**EXCERPT PROVIDED:**
--- --- ---

# Lots of old bicycles for sale in Boulder, CO.



## keithsbikes (Jun 13, 2020)

Checkout at my new website: KeithBar.net. Prewar, post war, full size, mostly men's. Local pickup only.


----------



## Wards Guy.. (Jun 13, 2020)

Love the Elgin!!!


----------



## IngoMike (Jun 13, 2020)

Nice Prices! I like the way that B6 looks.....


----------



## OZ1972 (Jun 14, 2020)

Wow some great bikes & deals wish i lived close !!!!


----------



## MEKANIXFIX (Jun 14, 2020)

Hola *nice display of vintage bikes and great collection!!!*


----------



## BFGforme (Jun 16, 2020)

You have some cool stuff, wish you lived closer.... hahaha


----------



## Autocycleplane (Jun 16, 2020)

Great seller here, I've known Keith since the early/mid '90s. He let me borrow his fender roller more times than I can count, and sold me some really cool stuff for awesome prices along the way. Keith also started an annual swap meet in Boulder that was always successful and fun. I'm not sure how I will ever repay the favors I owe this guy.....

Also, for those of you that have heard my story about just missing out on a Bowden at a local garage sale for peanuts - this is the guy that got it.


----------



## keithsbikes (Jun 21, 2020)

Thanks! Who is this?
Keith


----------



## bobcycles (Jun 22, 2020)

Super fair Prices!  Wow!


----------

--- --- ---

**DATASET:**
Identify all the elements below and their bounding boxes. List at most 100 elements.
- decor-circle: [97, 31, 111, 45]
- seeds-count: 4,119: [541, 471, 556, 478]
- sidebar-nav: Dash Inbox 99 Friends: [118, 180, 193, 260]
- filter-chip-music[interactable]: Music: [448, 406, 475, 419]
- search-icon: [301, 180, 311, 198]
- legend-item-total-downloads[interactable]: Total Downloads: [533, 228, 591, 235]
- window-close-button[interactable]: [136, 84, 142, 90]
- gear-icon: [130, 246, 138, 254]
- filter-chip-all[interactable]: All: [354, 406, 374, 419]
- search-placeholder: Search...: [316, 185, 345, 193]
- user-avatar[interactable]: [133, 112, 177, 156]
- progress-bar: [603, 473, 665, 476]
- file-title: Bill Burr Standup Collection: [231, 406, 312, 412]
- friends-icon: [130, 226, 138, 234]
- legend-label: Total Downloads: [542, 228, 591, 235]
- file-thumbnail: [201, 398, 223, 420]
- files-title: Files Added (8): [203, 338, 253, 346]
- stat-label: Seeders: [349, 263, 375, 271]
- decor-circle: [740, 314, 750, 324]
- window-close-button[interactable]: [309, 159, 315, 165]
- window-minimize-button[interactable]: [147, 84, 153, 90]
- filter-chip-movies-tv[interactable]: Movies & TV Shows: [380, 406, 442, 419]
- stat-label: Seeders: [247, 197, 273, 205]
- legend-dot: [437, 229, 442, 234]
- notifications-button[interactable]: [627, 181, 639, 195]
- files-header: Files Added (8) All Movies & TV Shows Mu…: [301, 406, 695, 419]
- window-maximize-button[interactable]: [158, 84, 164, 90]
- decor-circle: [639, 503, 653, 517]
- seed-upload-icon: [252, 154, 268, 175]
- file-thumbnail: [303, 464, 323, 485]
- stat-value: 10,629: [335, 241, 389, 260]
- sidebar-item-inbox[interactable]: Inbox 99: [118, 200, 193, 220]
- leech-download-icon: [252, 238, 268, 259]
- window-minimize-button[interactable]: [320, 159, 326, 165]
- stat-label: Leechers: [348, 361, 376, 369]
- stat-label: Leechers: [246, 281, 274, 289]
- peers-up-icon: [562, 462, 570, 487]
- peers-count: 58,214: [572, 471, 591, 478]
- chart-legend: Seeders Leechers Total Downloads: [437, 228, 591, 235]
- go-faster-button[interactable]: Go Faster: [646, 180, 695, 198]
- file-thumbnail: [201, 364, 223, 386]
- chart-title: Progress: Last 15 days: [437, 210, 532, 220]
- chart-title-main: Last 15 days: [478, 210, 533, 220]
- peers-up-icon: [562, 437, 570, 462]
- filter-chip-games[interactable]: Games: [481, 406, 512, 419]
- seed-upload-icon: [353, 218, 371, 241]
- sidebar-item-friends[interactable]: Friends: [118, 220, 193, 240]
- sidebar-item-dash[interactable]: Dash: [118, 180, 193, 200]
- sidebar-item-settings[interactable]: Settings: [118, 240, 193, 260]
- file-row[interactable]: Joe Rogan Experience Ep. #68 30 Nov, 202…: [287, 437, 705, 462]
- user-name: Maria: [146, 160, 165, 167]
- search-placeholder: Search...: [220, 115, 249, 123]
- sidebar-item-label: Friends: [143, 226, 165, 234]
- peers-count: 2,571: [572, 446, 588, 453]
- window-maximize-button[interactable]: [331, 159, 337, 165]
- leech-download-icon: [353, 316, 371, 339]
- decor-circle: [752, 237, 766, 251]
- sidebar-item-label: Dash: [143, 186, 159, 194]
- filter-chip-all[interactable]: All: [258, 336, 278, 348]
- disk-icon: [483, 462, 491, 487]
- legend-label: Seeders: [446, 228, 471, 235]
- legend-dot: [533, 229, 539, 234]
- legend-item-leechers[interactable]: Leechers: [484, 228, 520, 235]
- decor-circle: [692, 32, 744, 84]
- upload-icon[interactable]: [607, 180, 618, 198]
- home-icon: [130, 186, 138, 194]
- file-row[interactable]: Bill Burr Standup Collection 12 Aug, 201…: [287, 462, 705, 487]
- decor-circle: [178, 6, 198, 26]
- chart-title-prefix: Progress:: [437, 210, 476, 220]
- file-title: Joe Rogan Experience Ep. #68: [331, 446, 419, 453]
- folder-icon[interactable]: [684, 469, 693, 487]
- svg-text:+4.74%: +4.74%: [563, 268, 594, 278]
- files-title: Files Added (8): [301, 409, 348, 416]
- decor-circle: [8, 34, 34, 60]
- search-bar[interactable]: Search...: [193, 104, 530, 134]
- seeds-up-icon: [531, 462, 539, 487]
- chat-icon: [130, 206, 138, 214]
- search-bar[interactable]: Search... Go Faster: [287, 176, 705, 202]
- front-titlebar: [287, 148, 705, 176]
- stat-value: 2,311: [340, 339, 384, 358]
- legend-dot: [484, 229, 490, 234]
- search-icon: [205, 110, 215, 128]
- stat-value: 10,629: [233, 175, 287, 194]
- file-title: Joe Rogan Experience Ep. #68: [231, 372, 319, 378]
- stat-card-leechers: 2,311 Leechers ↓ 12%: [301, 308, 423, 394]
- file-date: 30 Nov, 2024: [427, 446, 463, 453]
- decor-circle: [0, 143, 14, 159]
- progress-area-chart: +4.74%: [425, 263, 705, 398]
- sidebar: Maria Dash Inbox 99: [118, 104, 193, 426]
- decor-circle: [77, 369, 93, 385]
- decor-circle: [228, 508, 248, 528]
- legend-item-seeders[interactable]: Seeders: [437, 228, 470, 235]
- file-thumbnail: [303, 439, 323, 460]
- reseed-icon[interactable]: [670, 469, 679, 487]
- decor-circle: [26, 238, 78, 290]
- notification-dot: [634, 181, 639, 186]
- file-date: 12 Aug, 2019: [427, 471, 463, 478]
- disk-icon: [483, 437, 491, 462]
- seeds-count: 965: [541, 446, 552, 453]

--- --- ---

**WHAT TO DO:**
Copy from the bicycle-sale thread the stretch from "Great seller here, I've" through "that got it.".

**OUTPUT:**
Great seller here, I've known Keith since the early/mid '90s. He let me borrow his fender roller more times than I can count, and sold me some really cool stuff for awesome prices along the way. Keith also started an annual swap meet in Boulder that was always successful and fun. I'm not sure how I will ever repay the favors I owe this guy.....

Also, for those of you that have heard my story about just missing out on a Bowden at a local garage sale for peanuts - this is the guy that got it.